Read the listing below and copy out every line that holds "text".
begin Data to use
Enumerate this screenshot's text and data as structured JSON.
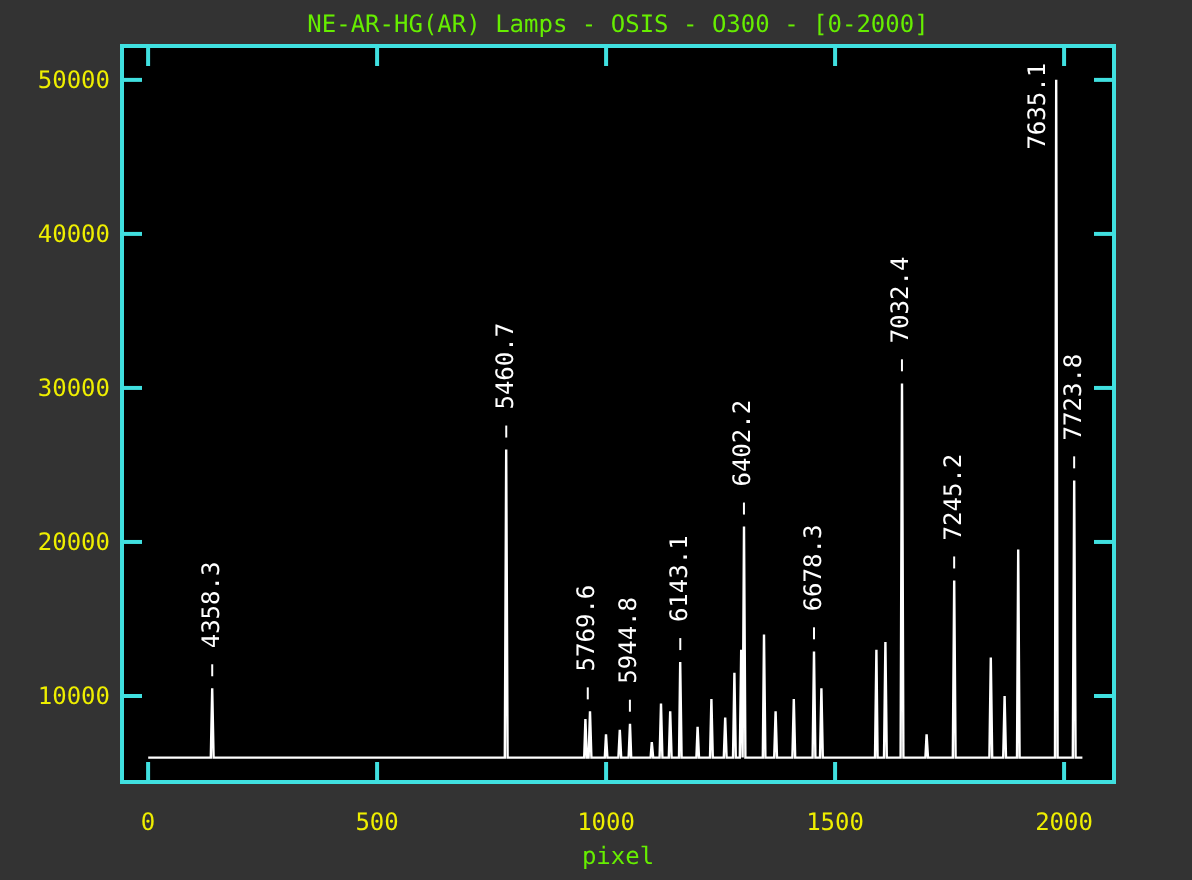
{
  "chart": {
    "chart_data": {
      "type": "line",
      "title": "NE-AR-HG(AR) Lamps - OSIS - O300 - [0-2000]",
      "xlabel": "pixel",
      "xlim": [
        -57,
        2109
      ],
      "ylim": [
        4415,
        52200
      ],
      "xticks": [
        0,
        500,
        1000,
        1500,
        2000
      ],
      "yticks": [
        10000,
        20000,
        30000,
        40000,
        50000
      ],
      "x": [
        0,
        137,
        140,
        143,
        779,
        782,
        785,
        952,
        955,
        958,
        962,
        965,
        968,
        997,
        1000,
        1003,
        1027,
        1030,
        1033,
        1049,
        1052,
        1055,
        1097,
        1100,
        1103,
        1117,
        1120,
        1123,
        1137,
        1140,
        1143,
        1159,
        1162,
        1165,
        1197,
        1200,
        1203,
        1227,
        1230,
        1233,
        1257,
        1260,
        1263,
        1277,
        1280,
        1283,
        1292,
        1295,
        1298,
        1301,
        1304,
        1342,
        1345,
        1348,
        1367,
        1370,
        1373,
        1407,
        1410,
        1413,
        1451,
        1454,
        1457,
        1467,
        1470,
        1473,
        1587,
        1590,
        1593,
        1607,
        1610,
        1613,
        1643,
        1646,
        1649,
        1697,
        1700,
        1703,
        1757,
        1760,
        1763,
        1837,
        1840,
        1843,
        1867,
        1870,
        1873,
        1897,
        1900,
        1903,
        1980,
        1983,
        1986,
        2019,
        2022,
        2025,
        2040
      ],
      "series": [
        {
          "color": "#ffffff",
          "values": [
            6000,
            6000,
            10500,
            6000,
            6000,
            26000,
            6000,
            6000,
            8500,
            6000,
            6000,
            9000,
            6000,
            6000,
            7500,
            6000,
            6000,
            7800,
            6000,
            6000,
            8200,
            6000,
            6000,
            7000,
            6000,
            6000,
            9500,
            6000,
            6000,
            9000,
            6000,
            6000,
            12200,
            6000,
            6000,
            8000,
            6000,
            6000,
            9800,
            6000,
            6000,
            8600,
            6000,
            6000,
            11500,
            6000,
            6000,
            13000,
            6000,
            21000,
            6000,
            6000,
            14000,
            6000,
            6000,
            9000,
            6000,
            6000,
            9800,
            6000,
            6000,
            12900,
            6000,
            6000,
            10500,
            6000,
            6000,
            13000,
            6000,
            6000,
            13500,
            6000,
            6000,
            30300,
            6000,
            6000,
            7500,
            6000,
            6000,
            17500,
            6000,
            6000,
            12500,
            6000,
            6000,
            10000,
            6000,
            6000,
            19500,
            6000,
            6000,
            50000,
            6000,
            6000,
            24000,
            6000,
            6000
          ]
        }
      ],
      "annotations": [
        {
          "x": 140,
          "y": 10500,
          "text": "4358.3"
        },
        {
          "x": 782,
          "y": 26000,
          "text": "5460.7"
        },
        {
          "x": 960,
          "y": 9000,
          "text": "5769.6"
        },
        {
          "x": 1052,
          "y": 8200,
          "text": "5944.8"
        },
        {
          "x": 1162,
          "y": 12200,
          "text": "6143.1"
        },
        {
          "x": 1301,
          "y": 21000,
          "text": "6402.2"
        },
        {
          "x": 1454,
          "y": 12900,
          "text": "6678.3"
        },
        {
          "x": 1646,
          "y": 30300,
          "text": "7032.4"
        },
        {
          "x": 1760,
          "y": 17500,
          "text": "7245.2"
        },
        {
          "x": 1983,
          "y": 50000,
          "text": "7635.1"
        },
        {
          "x": 2022,
          "y": 24000,
          "text": "7723.8"
        }
      ]
    }
  }
}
end Data to use
Answer to this problem:
Enumerate this screenshot's text and data as structured JSON.
          "text": "4358.3"
          "text": "5460.7"
          "text": "5769.6"
          "text": "5944.8"
          "text": "6143.1"
          "text": "6402.2"
          "text": "6678.3"
          "text": "7032.4"
          "text": "7245.2"
          "text": "7635.1"
          "text": "7723.8"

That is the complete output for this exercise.